> _EXTRAIT_
* * *
Marie PELIN était fonctionnaire au Ministère de la Guerre.
En 1943, elle sauva les trois enfants de ses voisins, de confession juive. Abandonnant son travail, elle les cacha, comme elle aurait caché les siens, dans la ferme familiale du Puy-de-Dôme. Ils furent pleinement intégrés à la famille, se liant en particulier aux nièces de Marie, enfants du même âge.
En 1997, lors d’une cérémonie organisée à l’Hôtel de Ville de Vichy, Marie reçut la Médaille des Justes.
L’action de Marie Pelin diffère sensiblement de l’engagement des autres Justes vichyssois, les époux Duphil et François. Car évoquer ces derniers, c’est aussi comprendre le rôle important joué par le mouvement des Eclaireurs de France.
Je souhaite remercier vivement l’Association pour l’Histoire du Scoutisme Laïque pour le travail historique mené depuis des années.
Grâce à leurs documents et à ceux du Comité français pour Yad Vashem, nous avons pu retracer le parcours des Justes vichyssois.

Henriette DUPHIL était fonctionnaire à l’Education nationale ; son mari René DUPHIL était Cadre technique. Tous les deux étaient chefs Eclaireurs.
* * *
> _CONTENU DES DONNÉES_
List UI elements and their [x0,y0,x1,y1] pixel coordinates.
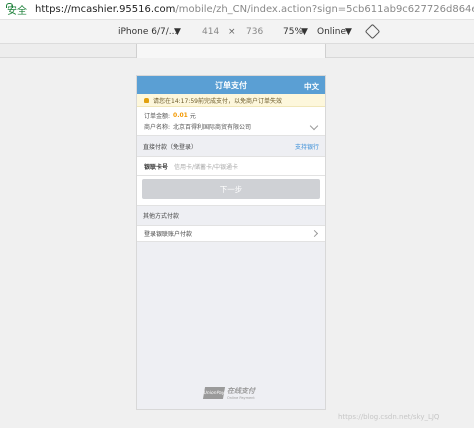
* * *
> _CONSIGNE ÉCRITE 1_
Répondez à ces questions sur l'extrait consacré aux Justes de Vichy :
(a) Dans quel département se trouvait la ferme familiale où Marie Pelin cacha les enfants ?
(b) Où se tint la cérémonie au cours de laquelle elle reçut la Médaille des Justes ?
(c) Quelle fonction René Duphil exerçait-il ?
> _CONSIGNE ÉCRITE 2_
Transcrivez fidèlement le passage de l'extrait sur les Justes de Vichy commençant par « L’action de Marie » et se terminant par « étaient chefs Eclaireurs. ».
> _CONSIGNE ÉCRITE 3_
Reprenez l'extrait sur les Justes de Vichy à partir de sa dernière phrase et poursuivez le texte.
Les données n'ont aucun lien avec l'extrait.

> _RÉPONSE ÉCRITE 1_
(a) Dans le Puy-de-Dôme.
(b) À l'Hôtel de Ville de Vichy.
(c) Il était Cadre technique.

> _RÉPONSE ÉCRITE 2_
L’action de Marie Pelin diffère sensiblement de l’engagement des autres Justes vichyssois, les époux Duphil et François. Car évoquer ces derniers, c’est aussi comprendre le rôle important joué par le mouvement des Eclaireurs de France.
Je souhaite remercier vivement l’Association pour l’Histoire du Scoutisme Laïque pour le travail historique mené depuis des années.
Grâce à leurs documents et à ceux du Comité français pour Yad Vashem, nous avons pu retracer le parcours des Justes vichyssois.

Henriette DUPHIL était fonctionnaire à l’Education nationale ; son mari René DUPHIL était Cadre technique. Tous les deux étaient chefs Eclaireurs.

> _RÉPONSE ÉCRITE 3_
En 2011, à l’occasion de la remise de la médaille des Justes à ses parents, vous insistiez, Madame Duphil-Denis, sur l’attachement de votre famille à une certaine forme de discrétion, loin de tous les hommages rendus à leur geste salvateur.
Le deuxième couple de Justes que nous honorons aujourd’hui est composé de Pierre FRANCOIS, Commissaire national des éclaireurs de France et d’Elisabeth FRANCOIS, Commissaire régionale de la Fédération Française des éclaireuses.
Pour leur fils, Dominique FRANCOIS, qui nous a malheureusement quittés, protéger des Juifs, « ça allait de soi ». Aussi, Elisabeth FRANCOIS aimait rappeler la discrétion des paysans, autour de la maison de Saint-Etienne-de-Vicq, louée en 1943 pour héberger de nombreuses personnes traquées : les paysans savaient, et ne parlaient pas.
La conscience et l’humanité des Justes les honorent, comme elles honorent tous ceux qui ont sauvé des personnes traquées par l’Etat français, à Vichy et ailleurs. Ils sont nombreux, et nous pourrions évoquer ces histoires, ces rumeurs parfois, souvent, connues des Vichyssois :
- Une secrétaire qui distribue illégalement en Mairie de Vichy, des cartes d’alimentation
- Un hôtelier qui cache des Juifs dans les sous-sols d’un palace vichyssois
- Un Ambassadeur brésilien qui délivre des dizaines, des centaines de visas, contre les ordres de son Gouvernement
- Ces nombreux inconnus qui ont tendu la main, et qui resteront anonymes, par humilité, par pudeur, ou parfois parce qu’ils sont tombés dans l’oubli

Agir en Juste aurait dû être la norme et non l’exception. On peut même se demander comment, sans leur action et celle des Résistants, nous pourrions encore décemment justifier aujourd’hui un prétendu attachement de l’humanité à la préservation des valeurs qui la fondent ?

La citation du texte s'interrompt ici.